== SUPPLIED RECORDS ==
::::

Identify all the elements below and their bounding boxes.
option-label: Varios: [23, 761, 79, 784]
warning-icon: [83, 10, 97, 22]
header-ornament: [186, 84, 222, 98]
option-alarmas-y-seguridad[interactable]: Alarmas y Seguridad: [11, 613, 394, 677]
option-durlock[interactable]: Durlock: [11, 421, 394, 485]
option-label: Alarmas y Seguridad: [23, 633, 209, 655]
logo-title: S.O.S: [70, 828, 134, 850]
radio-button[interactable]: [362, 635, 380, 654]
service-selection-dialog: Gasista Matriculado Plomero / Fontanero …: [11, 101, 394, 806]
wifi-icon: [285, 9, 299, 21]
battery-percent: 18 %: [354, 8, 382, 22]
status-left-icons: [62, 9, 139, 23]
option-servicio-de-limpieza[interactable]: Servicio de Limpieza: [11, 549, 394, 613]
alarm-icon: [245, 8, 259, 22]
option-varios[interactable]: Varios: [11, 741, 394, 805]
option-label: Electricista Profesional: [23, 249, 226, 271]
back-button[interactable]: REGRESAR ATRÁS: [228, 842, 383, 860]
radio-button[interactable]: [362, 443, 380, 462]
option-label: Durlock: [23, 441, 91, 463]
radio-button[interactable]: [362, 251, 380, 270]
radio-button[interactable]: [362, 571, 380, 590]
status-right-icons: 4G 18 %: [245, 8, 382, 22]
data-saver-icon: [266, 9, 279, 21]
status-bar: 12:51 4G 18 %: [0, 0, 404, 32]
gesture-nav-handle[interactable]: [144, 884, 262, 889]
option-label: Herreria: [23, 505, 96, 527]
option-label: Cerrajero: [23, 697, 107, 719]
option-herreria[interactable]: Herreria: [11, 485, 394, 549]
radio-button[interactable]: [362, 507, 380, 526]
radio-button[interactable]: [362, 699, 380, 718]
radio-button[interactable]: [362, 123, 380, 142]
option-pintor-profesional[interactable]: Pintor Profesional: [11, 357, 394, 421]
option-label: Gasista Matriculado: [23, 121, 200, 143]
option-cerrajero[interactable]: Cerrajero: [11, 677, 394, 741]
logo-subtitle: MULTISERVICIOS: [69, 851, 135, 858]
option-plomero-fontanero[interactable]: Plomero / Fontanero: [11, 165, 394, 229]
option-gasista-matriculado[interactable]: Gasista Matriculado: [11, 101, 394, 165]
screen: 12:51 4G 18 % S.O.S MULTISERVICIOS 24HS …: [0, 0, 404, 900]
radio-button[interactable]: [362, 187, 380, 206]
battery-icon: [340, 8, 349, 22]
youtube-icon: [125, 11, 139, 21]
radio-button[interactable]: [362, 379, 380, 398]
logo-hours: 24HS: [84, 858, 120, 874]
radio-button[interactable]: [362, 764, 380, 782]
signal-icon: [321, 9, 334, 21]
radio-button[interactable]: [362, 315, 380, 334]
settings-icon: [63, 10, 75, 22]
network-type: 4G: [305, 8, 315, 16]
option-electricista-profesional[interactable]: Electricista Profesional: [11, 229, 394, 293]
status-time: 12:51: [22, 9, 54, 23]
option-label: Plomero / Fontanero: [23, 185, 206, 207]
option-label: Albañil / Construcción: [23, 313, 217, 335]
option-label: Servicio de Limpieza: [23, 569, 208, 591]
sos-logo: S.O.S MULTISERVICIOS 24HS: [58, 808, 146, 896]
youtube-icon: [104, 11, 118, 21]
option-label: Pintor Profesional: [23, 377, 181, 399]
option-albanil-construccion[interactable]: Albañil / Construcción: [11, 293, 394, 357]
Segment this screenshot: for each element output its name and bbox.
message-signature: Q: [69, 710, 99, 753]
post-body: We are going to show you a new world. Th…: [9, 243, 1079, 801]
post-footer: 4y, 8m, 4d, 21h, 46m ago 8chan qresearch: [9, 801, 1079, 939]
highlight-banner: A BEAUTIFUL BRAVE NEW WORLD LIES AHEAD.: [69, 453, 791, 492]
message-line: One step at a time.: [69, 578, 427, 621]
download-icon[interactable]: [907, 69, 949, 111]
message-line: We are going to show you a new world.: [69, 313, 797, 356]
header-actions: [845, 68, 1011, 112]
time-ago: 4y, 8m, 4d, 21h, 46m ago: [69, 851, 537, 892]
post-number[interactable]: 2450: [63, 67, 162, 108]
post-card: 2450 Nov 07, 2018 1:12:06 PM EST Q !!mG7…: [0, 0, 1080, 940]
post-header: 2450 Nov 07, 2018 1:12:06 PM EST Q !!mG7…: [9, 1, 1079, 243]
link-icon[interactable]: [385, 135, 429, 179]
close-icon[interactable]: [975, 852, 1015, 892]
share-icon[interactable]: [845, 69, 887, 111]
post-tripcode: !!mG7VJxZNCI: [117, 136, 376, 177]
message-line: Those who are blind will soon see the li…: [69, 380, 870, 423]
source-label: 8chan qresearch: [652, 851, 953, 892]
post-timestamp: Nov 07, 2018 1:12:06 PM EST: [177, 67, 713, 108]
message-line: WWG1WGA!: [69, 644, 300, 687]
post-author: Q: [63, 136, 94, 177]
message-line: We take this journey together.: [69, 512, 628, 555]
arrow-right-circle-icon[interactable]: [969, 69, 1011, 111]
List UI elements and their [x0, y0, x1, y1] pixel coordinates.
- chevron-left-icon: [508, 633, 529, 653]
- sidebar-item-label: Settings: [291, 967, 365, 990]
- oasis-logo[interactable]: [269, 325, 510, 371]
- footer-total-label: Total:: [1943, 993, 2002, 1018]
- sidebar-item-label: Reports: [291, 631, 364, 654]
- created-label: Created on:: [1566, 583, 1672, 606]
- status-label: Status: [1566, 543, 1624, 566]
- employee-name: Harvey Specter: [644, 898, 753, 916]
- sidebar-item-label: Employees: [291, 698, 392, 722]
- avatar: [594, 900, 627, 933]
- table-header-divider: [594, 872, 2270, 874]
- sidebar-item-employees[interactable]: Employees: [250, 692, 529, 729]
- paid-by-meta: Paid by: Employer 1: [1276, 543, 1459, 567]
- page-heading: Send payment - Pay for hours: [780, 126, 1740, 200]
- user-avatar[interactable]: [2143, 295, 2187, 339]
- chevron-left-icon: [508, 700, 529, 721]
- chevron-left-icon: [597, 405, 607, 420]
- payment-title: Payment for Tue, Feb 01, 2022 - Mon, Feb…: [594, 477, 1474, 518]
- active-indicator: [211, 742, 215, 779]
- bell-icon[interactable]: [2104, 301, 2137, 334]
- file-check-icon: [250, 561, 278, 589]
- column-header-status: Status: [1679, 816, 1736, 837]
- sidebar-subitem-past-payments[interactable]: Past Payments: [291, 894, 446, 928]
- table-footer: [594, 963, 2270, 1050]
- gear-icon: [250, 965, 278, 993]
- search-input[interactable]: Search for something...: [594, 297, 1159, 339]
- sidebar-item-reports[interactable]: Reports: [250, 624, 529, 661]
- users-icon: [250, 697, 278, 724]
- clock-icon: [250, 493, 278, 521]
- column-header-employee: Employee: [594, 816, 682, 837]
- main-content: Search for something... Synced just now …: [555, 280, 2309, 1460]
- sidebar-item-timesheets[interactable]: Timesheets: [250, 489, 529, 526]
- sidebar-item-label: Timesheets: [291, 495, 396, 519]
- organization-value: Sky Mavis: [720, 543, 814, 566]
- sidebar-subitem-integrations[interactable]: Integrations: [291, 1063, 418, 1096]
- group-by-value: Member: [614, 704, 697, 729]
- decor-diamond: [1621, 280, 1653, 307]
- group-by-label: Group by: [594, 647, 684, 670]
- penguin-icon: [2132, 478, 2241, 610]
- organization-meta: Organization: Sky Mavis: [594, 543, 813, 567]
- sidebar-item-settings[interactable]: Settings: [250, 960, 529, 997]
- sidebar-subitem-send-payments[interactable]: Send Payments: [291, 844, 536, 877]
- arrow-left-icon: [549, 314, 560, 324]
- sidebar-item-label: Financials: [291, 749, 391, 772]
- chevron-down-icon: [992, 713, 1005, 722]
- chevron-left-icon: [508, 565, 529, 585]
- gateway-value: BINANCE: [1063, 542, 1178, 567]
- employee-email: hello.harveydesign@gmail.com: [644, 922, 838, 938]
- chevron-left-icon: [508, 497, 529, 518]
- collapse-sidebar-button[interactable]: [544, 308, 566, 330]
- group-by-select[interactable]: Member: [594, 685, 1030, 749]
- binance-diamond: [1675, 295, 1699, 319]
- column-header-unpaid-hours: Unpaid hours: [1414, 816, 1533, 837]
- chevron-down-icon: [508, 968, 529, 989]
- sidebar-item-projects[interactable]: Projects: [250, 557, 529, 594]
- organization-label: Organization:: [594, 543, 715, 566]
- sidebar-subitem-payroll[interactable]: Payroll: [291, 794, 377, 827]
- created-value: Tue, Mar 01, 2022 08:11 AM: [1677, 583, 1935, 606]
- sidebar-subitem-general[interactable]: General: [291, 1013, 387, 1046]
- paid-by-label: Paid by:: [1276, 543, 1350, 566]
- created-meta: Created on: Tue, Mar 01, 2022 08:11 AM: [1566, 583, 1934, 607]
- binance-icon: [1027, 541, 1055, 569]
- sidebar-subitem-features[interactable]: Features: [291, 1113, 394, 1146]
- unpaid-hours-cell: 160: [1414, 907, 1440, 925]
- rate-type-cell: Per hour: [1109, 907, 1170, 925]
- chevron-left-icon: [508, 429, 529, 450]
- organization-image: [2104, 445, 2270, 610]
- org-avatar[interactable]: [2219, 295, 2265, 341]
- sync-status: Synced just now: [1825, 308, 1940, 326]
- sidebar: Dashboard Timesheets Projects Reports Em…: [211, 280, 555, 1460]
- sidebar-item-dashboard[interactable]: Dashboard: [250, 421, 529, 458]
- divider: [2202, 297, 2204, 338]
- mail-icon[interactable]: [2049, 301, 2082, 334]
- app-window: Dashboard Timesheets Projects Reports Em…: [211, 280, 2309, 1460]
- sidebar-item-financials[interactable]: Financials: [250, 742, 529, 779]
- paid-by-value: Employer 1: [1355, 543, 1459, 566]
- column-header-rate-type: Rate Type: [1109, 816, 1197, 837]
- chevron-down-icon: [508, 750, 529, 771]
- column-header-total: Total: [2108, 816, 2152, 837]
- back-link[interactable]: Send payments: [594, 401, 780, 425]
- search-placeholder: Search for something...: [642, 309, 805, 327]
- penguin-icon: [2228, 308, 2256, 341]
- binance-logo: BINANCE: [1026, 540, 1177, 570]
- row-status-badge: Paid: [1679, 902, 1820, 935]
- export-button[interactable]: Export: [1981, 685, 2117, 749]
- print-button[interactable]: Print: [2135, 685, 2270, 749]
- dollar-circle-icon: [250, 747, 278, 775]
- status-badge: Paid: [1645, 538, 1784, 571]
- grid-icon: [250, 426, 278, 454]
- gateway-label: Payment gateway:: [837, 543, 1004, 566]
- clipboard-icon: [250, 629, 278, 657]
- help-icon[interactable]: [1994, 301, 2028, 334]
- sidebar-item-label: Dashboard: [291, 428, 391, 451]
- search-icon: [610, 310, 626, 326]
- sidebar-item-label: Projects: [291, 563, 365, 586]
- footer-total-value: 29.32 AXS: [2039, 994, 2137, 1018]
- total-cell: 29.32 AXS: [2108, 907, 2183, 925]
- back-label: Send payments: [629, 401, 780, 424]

::::

== BRIEF ==
Pick out every line in the entries above that contains the string "Profesional", and copy each one in full.

== RESPONSE ==
option-label: Electricista Profesional: [23, 249, 226, 271]
option-pintor-profesional[interactable]: Pintor Profesional: [11, 357, 394, 421]
option-electricista-profesional[interactable]: Electricista Profesional: [11, 229, 394, 293]
option-label: Pintor Profesional: [23, 377, 181, 399]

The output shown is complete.